▶ **Information provided**:
..........

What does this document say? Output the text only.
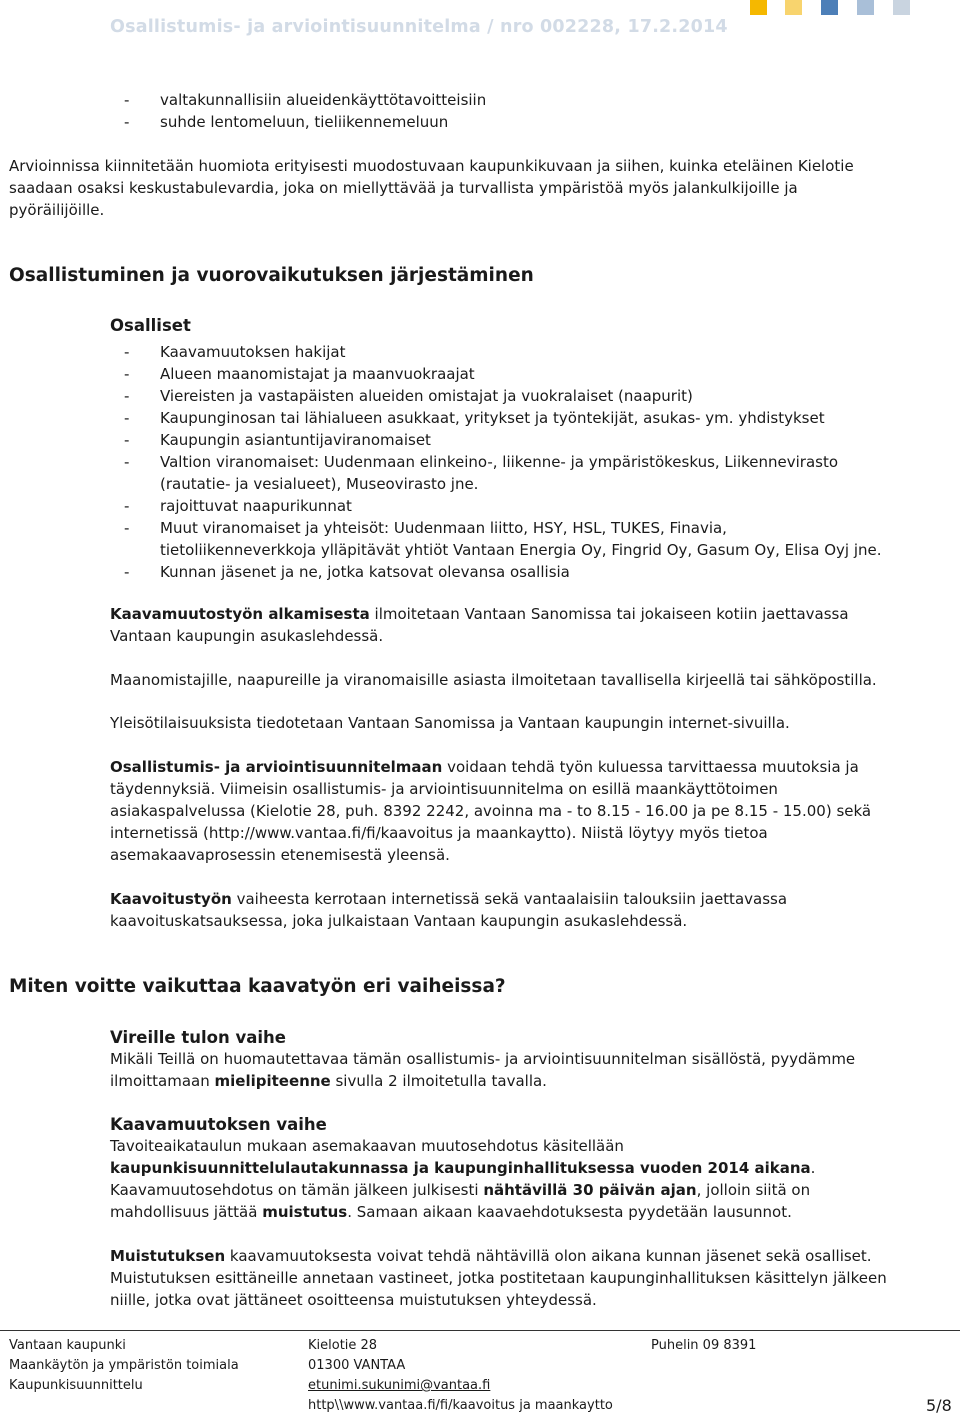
Osallistumis- ja arviointisuunnitelma / nro 002228, 17.2.2014
- valtakunnallisiin alueidenkäyttötavoitteisiin
- suhde lentomeluun, tieliikennemeluun
Arvioinnissa kiinnitetään huomiota erityisesti muodostuvaan kaupunkikuvaan ja siihen, kuinka eteläinen Kielotie
saadaan osaksi keskustabulevardia, joka on miellyttävää ja turvallista ympäristöä myös jalankulkijoille ja
pyöräilijöille.
Osallistuminen ja vuorovaikutuksen järjestäminen
Osalliset
- Kaavamuutoksen hakijat
- Alueen maanomistajat ja maanvuokraajat
- Viereisten ja vastapäisten alueiden omistajat ja vuokralaiset (naapurit)
- Kaupunginosan tai lähialueen asukkaat, yritykset ja työntekijät, asukas- ym. yhdistykset
- Kaupungin asiantuntijaviranomaiset
- Valtion viranomaiset: Uudenmaan elinkeino-, liikenne- ja ympäristökeskus, Liikennevirasto
(rautatie- ja vesialueet), Museovirasto jne.
- rajoittuvat naapurikunnat
- Muut viranomaiset ja yhteisöt: Uudenmaan liitto, HSY, HSL, TUKES, Finavia,
tietoliikenneverkkoja ylläpitävät yhtiöt Vantaan Energia Oy, Fingrid Oy, Gasum Oy, Elisa Oyj jne.
- Kunnan jäsenet ja ne, jotka katsovat olevansa osallisia
Kaavamuutostyön alkamisesta ilmoitetaan Vantaan Sanomissa tai jokaiseen kotiin jaettavassa
Vantaan kaupungin asukaslehdessä.
Maanomistajille, naapureille ja viranomaisille asiasta ilmoitetaan tavallisella kirjeellä tai sähköpostilla.
Yleisötilaisuuksista tiedotetaan Vantaan Sanomissa ja Vantaan kaupungin internet-sivuilla.
Osallistumis- ja arviointisuunnitelmaan voidaan tehdä työn kuluessa tarvittaessa muutoksia ja
täydennyksiä. Viimeisin osallistumis- ja arviointisuunnitelma on esillä maankäyttötoimen
asiakaspalvelussa (Kielotie 28, puh. 8392 2242, avoinna ma - to 8.15 - 16.00 ja pe 8.15 - 15.00) sekä
internetissä (http://www.vantaa.fi/fi/kaavoitus ja maankaytto). Niistä löytyy myös tietoa
asemakaavaprosessin etenemisestä yleensä.
Kaavoitustyön vaiheesta kerrotaan internetissä sekä vantaalaisiin talouksiin jaettavassa
kaavoituskatsauksessa, joka julkaistaan Vantaan kaupungin asukaslehdessä.
Miten voitte vaikuttaa kaavatyön eri vaiheissa?
Vireille tulon vaihe
Mikäli Teillä on huomautettavaa tämän osallistumis- ja arviointisuunnitelman sisällöstä, pyydämme
ilmoittamaan mielipiteenne sivulla 2 ilmoitetulla tavalla.
Kaavamuutoksen vaihe
Tavoiteaikataulun mukaan asemakaavan muutosehdotus käsitellään
kaupunkisuunnittelulautakunnassa ja kaupunginhallituksessa vuoden 2014 aikana.
Kaavamuutosehdotus on tämän jälkeen julkisesti nähtävillä 30 päivän ajan, jolloin siitä on
mahdollisuus jättää muistutus. Samaan aikaan kaavaehdotuksesta pyydetään lausunnot.
Muistutuksen kaavamuutoksesta voivat tehdä nähtävillä olon aikana kunnan jäsenet sekä osalliset.
Muistutuksen esittäneille annetaan vastineet, jotka postitetaan kaupunginhallituksen käsittelyn jälkeen
niille, jotka ovat jättäneet osoitteensa muistutuksen yhteydessä.
Vantaan kaupunki
Maankäytön ja ympäristön toimiala
Kaupunkisuunnittelu
Kielotie 28
01300 VANTAA
etunimi.sukunimi@vantaa.fi
http\\www.vantaa.fi/fi/kaavoitus ja maankaytto
Puhelin 09 8391
5/8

..........

▶ **Task description**: Reproduce every record word for word. The copy must contain no pictures.

▶ **Finished answer**:
What does this document say? Output the text only.
Osallistumis- ja arviointisuunnitelma / nro 002228, 17.2.2014
- valtakunnallisiin alueidenkäyttötavoitteisiin
- suhde lentomeluun, tieliikennemeluun
Arvioinnissa kiinnitetään huomiota erityisesti muodostuvaan kaupunkikuvaan ja siihen, kuinka eteläinen Kielotie
saadaan osaksi keskustabulevardia, joka on miellyttävää ja turvallista ympäristöä myös jalankulkijoille ja
pyöräilijöille.
Osallistuminen ja vuorovaikutuksen järjestäminen
Osalliset
- Kaavamuutoksen hakijat
- Alueen maanomistajat ja maanvuokraajat
- Viereisten ja vastapäisten alueiden omistajat ja vuokralaiset (naapurit)
- Kaupunginosan tai lähialueen asukkaat, yritykset ja työntekijät, asukas- ym. yhdistykset
- Kaupungin asiantuntijaviranomaiset
- Valtion viranomaiset: Uudenmaan elinkeino-, liikenne- ja ympäristökeskus, Liikennevirasto
(rautatie- ja vesialueet), Museovirasto jne.
- rajoittuvat naapurikunnat
- Muut viranomaiset ja yhteisöt: Uudenmaan liitto, HSY, HSL, TUKES, Finavia,
tietoliikenneverkkoja ylläpitävät yhtiöt Vantaan Energia Oy, Fingrid Oy, Gasum Oy, Elisa Oyj jne.
- Kunnan jäsenet ja ne, jotka katsovat olevansa osallisia
Kaavamuutostyön alkamisesta ilmoitetaan Vantaan Sanomissa tai jokaiseen kotiin jaettavassa
Vantaan kaupungin asukaslehdessä.
Maanomistajille, naapureille ja viranomaisille asiasta ilmoitetaan tavallisella kirjeellä tai sähköpostilla.
Yleisötilaisuuksista tiedotetaan Vantaan Sanomissa ja Vantaan kaupungin internet-sivuilla.
Osallistumis- ja arviointisuunnitelmaan voidaan tehdä työn kuluessa tarvittaessa muutoksia ja
täydennyksiä. Viimeisin osallistumis- ja arviointisuunnitelma on esillä maankäyttötoimen
asiakaspalvelussa (Kielotie 28, puh. 8392 2242, avoinna ma - to 8.15 - 16.00 ja pe 8.15 - 15.00) sekä
internetissä (http://www.vantaa.fi/fi/kaavoitus ja maankaytto). Niistä löytyy myös tietoa
asemakaavaprosessin etenemisestä yleensä.
Kaavoitustyön vaiheesta kerrotaan internetissä sekä vantaalaisiin talouksiin jaettavassa
kaavoituskatsauksessa, joka julkaistaan Vantaan kaupungin asukaslehdessä.
Miten voitte vaikuttaa kaavatyön eri vaiheissa?
Vireille tulon vaihe
Mikäli Teillä on huomautettavaa tämän osallistumis- ja arviointisuunnitelman sisällöstä, pyydämme
ilmoittamaan mielipiteenne sivulla 2 ilmoitetulla tavalla.
Kaavamuutoksen vaihe
Tavoiteaikataulun mukaan asemakaavan muutosehdotus käsitellään
kaupunkisuunnittelulautakunnassa ja kaupunginhallituksessa vuoden 2014 aikana.
Kaavamuutosehdotus on tämän jälkeen julkisesti nähtävillä 30 päivän ajan, jolloin siitä on
mahdollisuus jättää muistutus. Samaan aikaan kaavaehdotuksesta pyydetään lausunnot.
Muistutuksen kaavamuutoksesta voivat tehdä nähtävillä olon aikana kunnan jäsenet sekä osalliset.
Muistutuksen esittäneille annetaan vastineet, jotka postitetaan kaupunginhallituksen käsittelyn jälkeen
niille, jotka ovat jättäneet osoitteensa muistutuksen yhteydessä.
Vantaan kaupunki
Maankäytön ja ympäristön toimiala
Kaupunkisuunnittelu
Kielotie 28
01300 VANTAA
etunimi.sukunimi@vantaa.fi
http\\www.vantaa.fi/fi/kaavoitus ja maankaytto
Puhelin 09 8391
5/8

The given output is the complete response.